Find the lines that contain the word "pandas" and copy each one.

*****

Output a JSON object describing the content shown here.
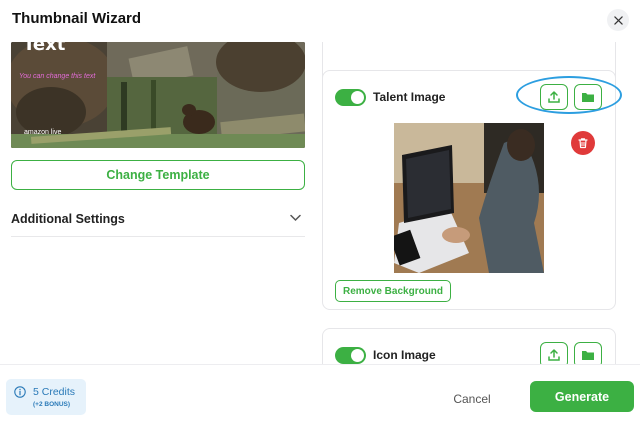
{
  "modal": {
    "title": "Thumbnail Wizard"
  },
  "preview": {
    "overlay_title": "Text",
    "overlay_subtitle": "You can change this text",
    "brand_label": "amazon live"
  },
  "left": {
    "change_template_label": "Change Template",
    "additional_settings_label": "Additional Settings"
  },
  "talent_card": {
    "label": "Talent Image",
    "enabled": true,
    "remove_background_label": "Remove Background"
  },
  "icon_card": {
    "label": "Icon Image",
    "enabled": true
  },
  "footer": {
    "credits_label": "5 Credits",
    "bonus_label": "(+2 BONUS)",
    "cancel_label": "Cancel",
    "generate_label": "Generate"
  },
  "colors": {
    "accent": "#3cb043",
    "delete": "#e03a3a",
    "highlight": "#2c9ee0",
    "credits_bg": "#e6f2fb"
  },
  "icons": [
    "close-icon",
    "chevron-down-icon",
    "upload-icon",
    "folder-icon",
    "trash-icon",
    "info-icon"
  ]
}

*****

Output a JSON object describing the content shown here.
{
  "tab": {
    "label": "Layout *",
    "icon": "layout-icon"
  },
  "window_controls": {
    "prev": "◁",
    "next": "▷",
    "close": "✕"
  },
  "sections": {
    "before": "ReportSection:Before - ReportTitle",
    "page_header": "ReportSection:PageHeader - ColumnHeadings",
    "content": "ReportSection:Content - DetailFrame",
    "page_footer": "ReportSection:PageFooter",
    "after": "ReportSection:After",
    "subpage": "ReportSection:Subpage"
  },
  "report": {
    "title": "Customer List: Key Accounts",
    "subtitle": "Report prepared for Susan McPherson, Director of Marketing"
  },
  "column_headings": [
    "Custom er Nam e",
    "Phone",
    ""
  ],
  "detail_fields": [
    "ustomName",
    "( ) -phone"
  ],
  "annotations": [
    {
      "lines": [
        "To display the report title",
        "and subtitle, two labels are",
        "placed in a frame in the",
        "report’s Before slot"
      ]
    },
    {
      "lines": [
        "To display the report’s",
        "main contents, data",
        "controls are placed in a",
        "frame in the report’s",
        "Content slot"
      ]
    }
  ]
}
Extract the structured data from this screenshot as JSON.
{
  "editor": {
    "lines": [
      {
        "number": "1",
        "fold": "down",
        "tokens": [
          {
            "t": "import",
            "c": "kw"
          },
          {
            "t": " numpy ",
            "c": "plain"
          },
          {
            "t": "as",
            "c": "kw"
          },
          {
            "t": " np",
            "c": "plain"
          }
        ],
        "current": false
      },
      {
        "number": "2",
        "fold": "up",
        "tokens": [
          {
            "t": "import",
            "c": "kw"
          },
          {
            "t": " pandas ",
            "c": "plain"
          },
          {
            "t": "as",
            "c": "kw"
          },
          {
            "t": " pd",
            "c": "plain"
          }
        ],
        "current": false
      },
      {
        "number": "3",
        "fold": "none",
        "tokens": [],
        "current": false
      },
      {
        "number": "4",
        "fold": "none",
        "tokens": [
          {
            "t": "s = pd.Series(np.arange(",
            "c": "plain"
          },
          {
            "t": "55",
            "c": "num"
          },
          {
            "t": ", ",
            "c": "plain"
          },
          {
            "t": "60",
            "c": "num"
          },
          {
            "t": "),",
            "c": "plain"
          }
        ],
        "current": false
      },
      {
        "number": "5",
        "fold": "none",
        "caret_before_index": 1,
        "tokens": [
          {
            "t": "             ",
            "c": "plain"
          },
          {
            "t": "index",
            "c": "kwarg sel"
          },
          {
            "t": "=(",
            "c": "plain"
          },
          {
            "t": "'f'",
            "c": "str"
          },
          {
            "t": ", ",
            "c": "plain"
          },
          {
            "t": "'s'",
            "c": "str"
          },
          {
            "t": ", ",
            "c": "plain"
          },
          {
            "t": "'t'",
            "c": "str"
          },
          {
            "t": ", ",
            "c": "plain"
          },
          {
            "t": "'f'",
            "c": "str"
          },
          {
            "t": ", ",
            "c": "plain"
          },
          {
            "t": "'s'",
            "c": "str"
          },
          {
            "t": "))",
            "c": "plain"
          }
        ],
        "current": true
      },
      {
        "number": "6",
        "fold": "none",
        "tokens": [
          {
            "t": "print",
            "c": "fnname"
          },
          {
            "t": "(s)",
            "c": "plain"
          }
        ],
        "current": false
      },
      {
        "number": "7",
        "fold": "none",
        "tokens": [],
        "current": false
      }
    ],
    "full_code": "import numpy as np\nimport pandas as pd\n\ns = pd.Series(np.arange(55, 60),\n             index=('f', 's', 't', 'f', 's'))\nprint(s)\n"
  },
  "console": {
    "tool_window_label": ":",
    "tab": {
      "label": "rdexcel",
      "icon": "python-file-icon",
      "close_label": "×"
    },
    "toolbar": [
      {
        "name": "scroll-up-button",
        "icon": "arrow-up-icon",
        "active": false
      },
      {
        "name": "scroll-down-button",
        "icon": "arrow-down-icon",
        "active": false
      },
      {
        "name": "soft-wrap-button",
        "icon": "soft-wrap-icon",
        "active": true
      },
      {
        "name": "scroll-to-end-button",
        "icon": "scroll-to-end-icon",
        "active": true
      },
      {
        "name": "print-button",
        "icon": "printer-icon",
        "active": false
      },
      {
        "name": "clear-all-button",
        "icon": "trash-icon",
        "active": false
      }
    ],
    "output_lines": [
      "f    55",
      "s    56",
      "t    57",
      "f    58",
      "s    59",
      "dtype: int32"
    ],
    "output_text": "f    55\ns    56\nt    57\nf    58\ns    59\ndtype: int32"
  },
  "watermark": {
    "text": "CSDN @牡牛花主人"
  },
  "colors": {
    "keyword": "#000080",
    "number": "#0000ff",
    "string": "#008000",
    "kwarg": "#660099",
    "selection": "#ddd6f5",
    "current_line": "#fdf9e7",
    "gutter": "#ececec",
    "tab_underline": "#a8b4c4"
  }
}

*****

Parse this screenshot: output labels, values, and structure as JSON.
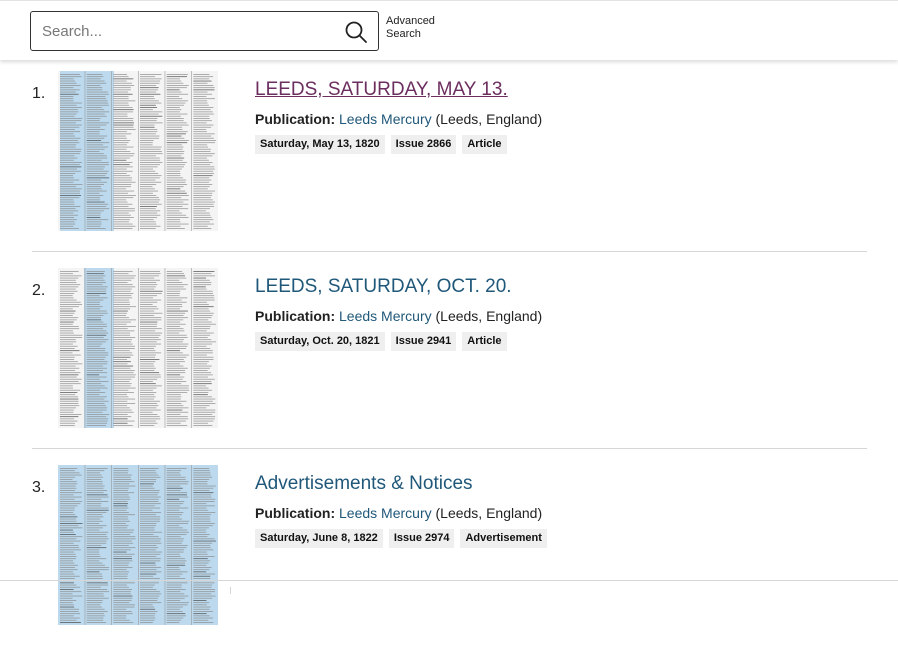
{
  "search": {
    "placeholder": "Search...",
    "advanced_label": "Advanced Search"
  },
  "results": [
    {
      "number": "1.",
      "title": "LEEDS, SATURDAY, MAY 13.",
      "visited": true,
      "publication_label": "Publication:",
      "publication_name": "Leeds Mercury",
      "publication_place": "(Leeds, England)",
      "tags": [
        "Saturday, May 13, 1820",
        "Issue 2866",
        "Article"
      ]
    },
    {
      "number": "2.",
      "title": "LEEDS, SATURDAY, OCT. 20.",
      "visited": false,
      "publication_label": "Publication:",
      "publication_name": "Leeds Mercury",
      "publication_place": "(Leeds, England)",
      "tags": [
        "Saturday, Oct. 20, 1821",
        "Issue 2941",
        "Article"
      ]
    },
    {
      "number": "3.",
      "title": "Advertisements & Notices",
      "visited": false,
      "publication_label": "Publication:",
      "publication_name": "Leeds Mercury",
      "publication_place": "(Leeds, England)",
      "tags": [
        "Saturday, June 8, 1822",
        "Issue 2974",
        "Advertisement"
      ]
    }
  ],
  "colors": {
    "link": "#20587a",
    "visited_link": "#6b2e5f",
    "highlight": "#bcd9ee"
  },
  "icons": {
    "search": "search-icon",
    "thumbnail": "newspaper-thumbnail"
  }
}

*****

== SOLUTION TO THIS PROBLEM ==
            "t": " pandas ",
    "full_code": "import numpy as np\nimport pandas as pd\n\ns = pd.Series(np.arange(55, 60),\n             index=('f', 's', 't', 'f', 's'))\nprint(s)\n"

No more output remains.